AVAILABLE RECORDS:

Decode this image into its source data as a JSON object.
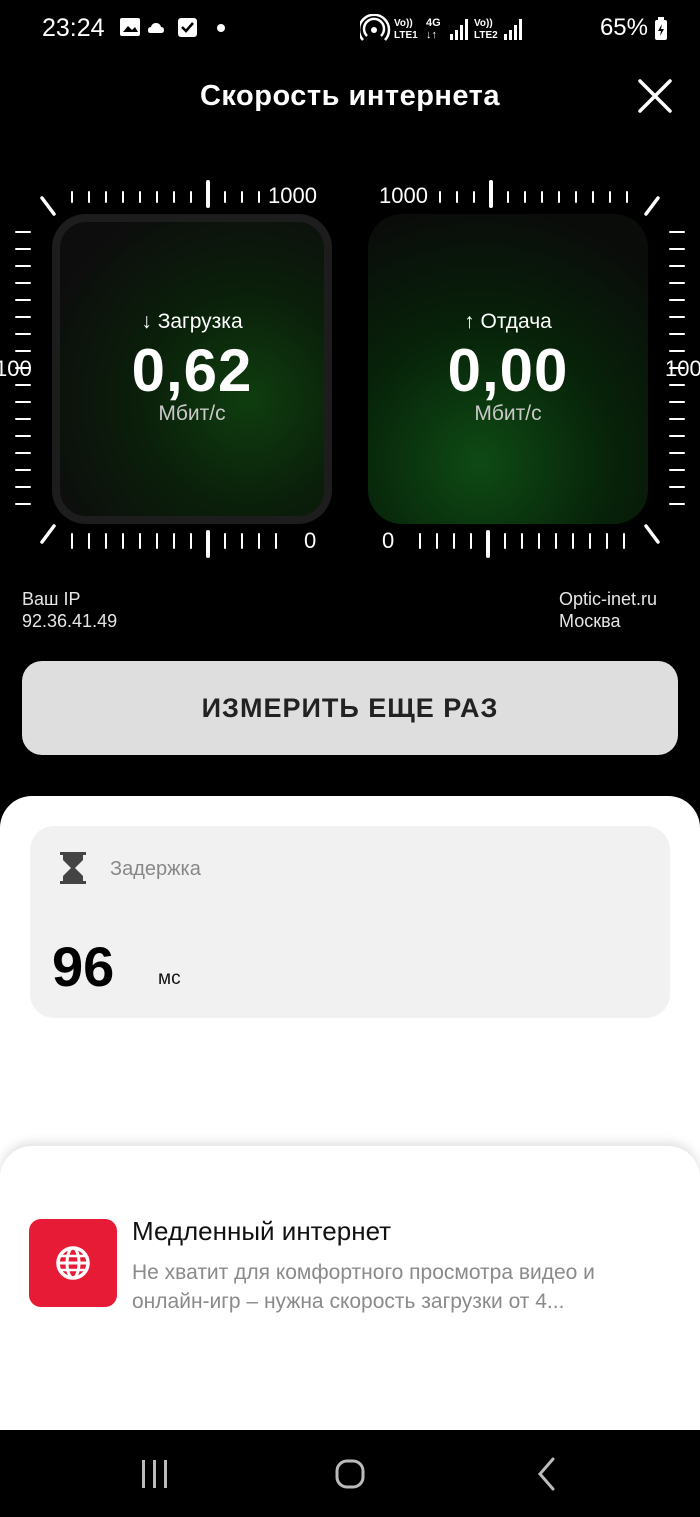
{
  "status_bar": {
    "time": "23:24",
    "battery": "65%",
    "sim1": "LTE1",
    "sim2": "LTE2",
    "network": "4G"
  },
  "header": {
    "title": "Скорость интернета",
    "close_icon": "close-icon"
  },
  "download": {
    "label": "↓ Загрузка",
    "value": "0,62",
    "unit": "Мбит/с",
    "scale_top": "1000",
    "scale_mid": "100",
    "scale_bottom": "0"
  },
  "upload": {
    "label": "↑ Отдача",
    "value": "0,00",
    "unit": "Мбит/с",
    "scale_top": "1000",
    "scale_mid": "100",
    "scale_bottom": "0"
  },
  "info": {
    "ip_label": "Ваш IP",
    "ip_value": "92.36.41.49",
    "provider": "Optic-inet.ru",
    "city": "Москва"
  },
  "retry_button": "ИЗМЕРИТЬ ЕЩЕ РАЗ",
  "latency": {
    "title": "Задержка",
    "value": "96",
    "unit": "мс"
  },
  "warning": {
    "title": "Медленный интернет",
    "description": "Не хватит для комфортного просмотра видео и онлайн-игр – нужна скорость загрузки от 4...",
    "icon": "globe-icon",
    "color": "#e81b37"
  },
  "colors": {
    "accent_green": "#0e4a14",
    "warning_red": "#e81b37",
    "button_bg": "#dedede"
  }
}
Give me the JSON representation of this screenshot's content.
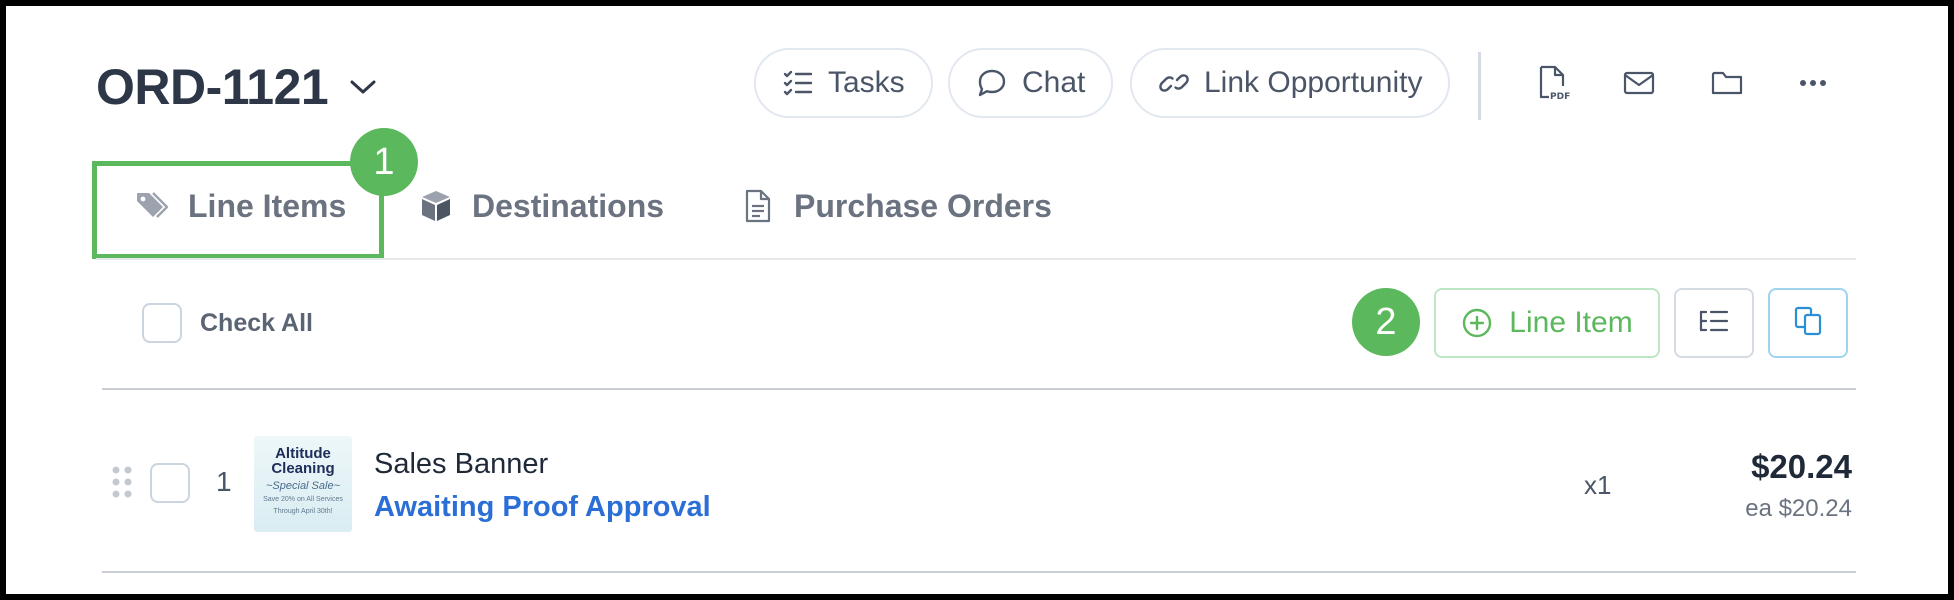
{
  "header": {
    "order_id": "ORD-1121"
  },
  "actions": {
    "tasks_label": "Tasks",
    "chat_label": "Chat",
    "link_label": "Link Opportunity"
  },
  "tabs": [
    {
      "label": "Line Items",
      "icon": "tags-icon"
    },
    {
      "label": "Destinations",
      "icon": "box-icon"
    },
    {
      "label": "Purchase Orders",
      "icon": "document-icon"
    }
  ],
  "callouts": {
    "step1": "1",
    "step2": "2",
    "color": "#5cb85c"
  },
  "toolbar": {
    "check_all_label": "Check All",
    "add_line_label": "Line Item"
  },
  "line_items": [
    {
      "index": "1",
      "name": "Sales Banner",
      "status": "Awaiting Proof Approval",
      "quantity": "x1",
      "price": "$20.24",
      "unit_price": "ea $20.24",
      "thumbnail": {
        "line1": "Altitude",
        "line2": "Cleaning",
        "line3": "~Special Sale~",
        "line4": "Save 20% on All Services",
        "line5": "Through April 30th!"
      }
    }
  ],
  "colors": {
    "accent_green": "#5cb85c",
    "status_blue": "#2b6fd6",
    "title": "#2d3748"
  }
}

* * *

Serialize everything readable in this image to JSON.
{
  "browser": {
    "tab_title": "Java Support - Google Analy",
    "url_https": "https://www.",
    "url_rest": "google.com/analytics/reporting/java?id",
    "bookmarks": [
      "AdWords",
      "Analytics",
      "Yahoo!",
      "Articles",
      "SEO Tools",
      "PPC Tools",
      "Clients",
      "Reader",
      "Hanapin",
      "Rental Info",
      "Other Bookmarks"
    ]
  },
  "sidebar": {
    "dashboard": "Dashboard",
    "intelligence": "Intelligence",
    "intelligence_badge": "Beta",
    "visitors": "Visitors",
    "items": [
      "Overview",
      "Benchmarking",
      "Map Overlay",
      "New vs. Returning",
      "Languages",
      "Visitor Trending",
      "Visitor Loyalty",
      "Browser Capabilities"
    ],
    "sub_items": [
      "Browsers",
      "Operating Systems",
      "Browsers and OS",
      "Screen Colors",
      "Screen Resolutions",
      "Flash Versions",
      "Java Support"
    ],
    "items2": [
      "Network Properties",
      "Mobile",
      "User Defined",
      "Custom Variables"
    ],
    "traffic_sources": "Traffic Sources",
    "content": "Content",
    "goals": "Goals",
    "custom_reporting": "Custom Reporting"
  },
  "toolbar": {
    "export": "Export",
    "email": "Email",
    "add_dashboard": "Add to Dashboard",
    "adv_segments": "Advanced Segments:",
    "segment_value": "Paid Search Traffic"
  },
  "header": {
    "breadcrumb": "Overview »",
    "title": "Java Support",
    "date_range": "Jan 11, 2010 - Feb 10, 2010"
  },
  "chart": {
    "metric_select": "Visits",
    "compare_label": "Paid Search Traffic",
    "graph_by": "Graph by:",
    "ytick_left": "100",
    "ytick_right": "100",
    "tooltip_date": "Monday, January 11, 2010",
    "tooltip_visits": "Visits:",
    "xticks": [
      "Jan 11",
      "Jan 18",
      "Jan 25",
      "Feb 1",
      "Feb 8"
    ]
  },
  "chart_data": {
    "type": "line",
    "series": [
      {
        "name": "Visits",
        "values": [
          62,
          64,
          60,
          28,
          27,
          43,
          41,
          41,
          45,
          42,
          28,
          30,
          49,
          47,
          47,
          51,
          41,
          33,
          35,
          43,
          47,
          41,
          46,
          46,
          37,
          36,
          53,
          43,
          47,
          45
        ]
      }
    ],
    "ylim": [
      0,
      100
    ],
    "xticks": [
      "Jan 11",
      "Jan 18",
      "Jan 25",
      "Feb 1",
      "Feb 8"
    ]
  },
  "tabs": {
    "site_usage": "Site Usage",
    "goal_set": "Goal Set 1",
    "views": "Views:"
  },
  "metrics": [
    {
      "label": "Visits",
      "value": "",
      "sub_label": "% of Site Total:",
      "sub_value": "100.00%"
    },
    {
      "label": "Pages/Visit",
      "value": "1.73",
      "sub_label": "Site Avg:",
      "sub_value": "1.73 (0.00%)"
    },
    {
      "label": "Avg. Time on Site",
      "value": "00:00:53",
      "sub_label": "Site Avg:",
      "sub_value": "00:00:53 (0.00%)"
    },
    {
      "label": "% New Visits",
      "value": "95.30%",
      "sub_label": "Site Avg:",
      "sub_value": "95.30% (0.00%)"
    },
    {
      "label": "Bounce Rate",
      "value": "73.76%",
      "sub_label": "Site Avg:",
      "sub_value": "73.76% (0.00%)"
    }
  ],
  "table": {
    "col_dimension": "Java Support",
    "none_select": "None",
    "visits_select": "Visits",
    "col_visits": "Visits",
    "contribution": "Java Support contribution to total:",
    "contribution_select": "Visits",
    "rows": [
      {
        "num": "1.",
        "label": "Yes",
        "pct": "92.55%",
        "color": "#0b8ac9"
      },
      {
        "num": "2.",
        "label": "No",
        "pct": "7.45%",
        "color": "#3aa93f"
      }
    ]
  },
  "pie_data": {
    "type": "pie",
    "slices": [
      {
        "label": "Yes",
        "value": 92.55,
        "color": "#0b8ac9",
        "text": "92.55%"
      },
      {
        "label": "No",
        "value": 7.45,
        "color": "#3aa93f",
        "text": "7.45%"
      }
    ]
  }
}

* * *

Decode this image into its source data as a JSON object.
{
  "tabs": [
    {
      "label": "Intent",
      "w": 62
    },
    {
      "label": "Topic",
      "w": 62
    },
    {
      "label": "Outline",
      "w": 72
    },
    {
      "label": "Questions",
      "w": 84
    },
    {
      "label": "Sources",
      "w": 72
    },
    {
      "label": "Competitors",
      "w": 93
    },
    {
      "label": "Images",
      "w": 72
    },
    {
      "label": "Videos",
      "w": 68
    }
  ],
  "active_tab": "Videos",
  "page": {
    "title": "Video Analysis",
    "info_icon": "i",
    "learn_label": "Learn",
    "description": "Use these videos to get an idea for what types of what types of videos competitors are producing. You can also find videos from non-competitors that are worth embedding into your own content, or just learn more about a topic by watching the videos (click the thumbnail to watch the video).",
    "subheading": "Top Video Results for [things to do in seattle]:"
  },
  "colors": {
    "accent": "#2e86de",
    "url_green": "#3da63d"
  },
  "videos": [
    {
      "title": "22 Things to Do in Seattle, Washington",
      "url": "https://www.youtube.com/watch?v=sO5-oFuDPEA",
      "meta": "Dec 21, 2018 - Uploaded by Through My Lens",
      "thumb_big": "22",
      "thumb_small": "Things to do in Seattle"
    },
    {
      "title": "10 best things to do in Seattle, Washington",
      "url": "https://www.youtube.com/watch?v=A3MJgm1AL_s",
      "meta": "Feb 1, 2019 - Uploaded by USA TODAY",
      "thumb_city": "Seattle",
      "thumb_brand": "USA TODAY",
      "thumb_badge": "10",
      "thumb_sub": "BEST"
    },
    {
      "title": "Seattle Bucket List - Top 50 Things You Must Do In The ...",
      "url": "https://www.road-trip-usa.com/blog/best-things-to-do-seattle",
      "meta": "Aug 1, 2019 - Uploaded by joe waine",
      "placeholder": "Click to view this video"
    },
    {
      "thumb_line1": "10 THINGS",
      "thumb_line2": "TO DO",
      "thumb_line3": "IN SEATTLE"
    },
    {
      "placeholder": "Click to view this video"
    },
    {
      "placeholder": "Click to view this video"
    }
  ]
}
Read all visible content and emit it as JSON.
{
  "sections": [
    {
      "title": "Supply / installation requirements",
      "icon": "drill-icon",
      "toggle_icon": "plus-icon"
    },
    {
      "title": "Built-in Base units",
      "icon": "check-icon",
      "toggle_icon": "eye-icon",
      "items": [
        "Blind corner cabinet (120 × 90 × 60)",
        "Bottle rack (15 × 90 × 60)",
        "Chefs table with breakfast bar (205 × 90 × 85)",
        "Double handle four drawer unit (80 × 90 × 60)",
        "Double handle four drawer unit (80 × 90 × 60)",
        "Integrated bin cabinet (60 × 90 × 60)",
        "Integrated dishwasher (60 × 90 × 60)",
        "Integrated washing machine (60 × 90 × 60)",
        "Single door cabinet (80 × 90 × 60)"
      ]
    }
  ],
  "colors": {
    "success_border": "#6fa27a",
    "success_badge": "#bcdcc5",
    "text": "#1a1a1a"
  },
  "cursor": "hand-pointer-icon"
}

WORK INSTRUCTIONS: Pick each line holding the word "Through" out of the listing.

EXPECTED OUTPUT:
        "line5": "Through April 30th!"
      "meta": "Dec 21, 2018 - Uploaded by Through My Lens",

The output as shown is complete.